# EXERCISE TASK
Take the data below and repeat it exactly.

# RECORDED INFORMATION
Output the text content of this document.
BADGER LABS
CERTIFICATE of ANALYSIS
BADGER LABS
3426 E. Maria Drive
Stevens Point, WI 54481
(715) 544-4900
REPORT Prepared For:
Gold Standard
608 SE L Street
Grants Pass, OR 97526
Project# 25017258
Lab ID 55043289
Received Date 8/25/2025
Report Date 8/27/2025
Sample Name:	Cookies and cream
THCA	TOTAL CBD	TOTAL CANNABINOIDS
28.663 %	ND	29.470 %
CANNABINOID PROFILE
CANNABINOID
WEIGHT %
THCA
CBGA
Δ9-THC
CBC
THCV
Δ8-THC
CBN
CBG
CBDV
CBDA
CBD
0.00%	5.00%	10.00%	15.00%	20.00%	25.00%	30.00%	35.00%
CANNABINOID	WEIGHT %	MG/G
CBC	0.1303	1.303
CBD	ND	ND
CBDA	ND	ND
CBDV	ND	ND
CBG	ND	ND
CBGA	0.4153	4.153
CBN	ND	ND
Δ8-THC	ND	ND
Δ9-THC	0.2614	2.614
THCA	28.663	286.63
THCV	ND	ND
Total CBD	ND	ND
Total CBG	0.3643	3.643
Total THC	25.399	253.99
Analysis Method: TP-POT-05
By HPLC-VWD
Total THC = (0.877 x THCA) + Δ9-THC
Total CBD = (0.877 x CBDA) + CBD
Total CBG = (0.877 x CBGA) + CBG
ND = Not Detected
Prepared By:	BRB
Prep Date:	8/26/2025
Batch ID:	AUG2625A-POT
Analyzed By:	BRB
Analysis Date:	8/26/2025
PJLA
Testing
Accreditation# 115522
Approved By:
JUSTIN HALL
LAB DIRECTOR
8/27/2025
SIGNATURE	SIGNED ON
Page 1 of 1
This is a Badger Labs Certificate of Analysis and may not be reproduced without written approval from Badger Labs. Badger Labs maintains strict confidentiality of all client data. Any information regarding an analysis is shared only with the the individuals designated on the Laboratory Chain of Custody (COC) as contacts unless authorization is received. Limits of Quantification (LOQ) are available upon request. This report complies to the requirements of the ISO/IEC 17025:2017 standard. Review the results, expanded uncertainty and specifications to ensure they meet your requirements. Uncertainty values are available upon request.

# RESULT
Output the text content of this document.
BADGER LABS
CERTIFICATE of ANALYSIS
BADGER LABS
3426 E. Maria Drive
Stevens Point, WI 54481
(715) 544-4900
REPORT Prepared For:
Gold Standard
608 SE L Street
Grants Pass, OR 97526
Project# 25017258
Lab ID 55043289
Received Date 8/25/2025
Report Date 8/27/2025
Sample Name:	Cookies and cream
THCA	TOTAL CBD	TOTAL CANNABINOIDS
28.663 %	ND	29.470 %
CANNABINOID PROFILE
CANNABINOID
WEIGHT %
THCA
CBGA
Δ9-THC
CBC
THCV
Δ8-THC
CBN
CBG
CBDV
CBDA
CBD
0.00%	5.00%	10.00%	15.00%	20.00%	25.00%	30.00%	35.00%
CANNABINOID	WEIGHT %	MG/G
CBC	0.1303	1.303
CBD	ND	ND
CBDA	ND	ND
CBDV	ND	ND
CBG	ND	ND
CBGA	0.4153	4.153
CBN	ND	ND
Δ8-THC	ND	ND
Δ9-THC	0.2614	2.614
THCA	28.663	286.63
THCV	ND	ND
Total CBD	ND	ND
Total CBG	0.3643	3.643
Total THC	25.399	253.99
Analysis Method: TP-POT-05
By HPLC-VWD
Total THC = (0.877 x THCA) + Δ9-THC
Total CBD = (0.877 x CBDA) + CBD
Total CBG = (0.877 x CBGA) + CBG
ND = Not Detected
Prepared By:	BRB
Prep Date:	8/26/2025
Batch ID:	AUG2625A-POT
Analyzed By:	BRB
Analysis Date:	8/26/2025
PJLA
Testing
Accreditation# 115522
Approved By:
JUSTIN HALL
LAB DIRECTOR
8/27/2025
SIGNATURE	SIGNED ON
Page 1 of 1
This is a Badger Labs Certificate of Analysis and may not be reproduced without written approval from Badger Labs. Badger Labs maintains strict confidentiality of all client data. Any information regarding an analysis is shared only with the the individuals designated on the Laboratory Chain of Custody (COC) as contacts unless authorization is received. Limits of Quantification (LOQ) are available upon request. This report complies to the requirements of the ISO/IEC 17025:2017 standard. Review the results, expanded uncertainty and specifications to ensure they meet your requirements. Uncertainty values are available upon request.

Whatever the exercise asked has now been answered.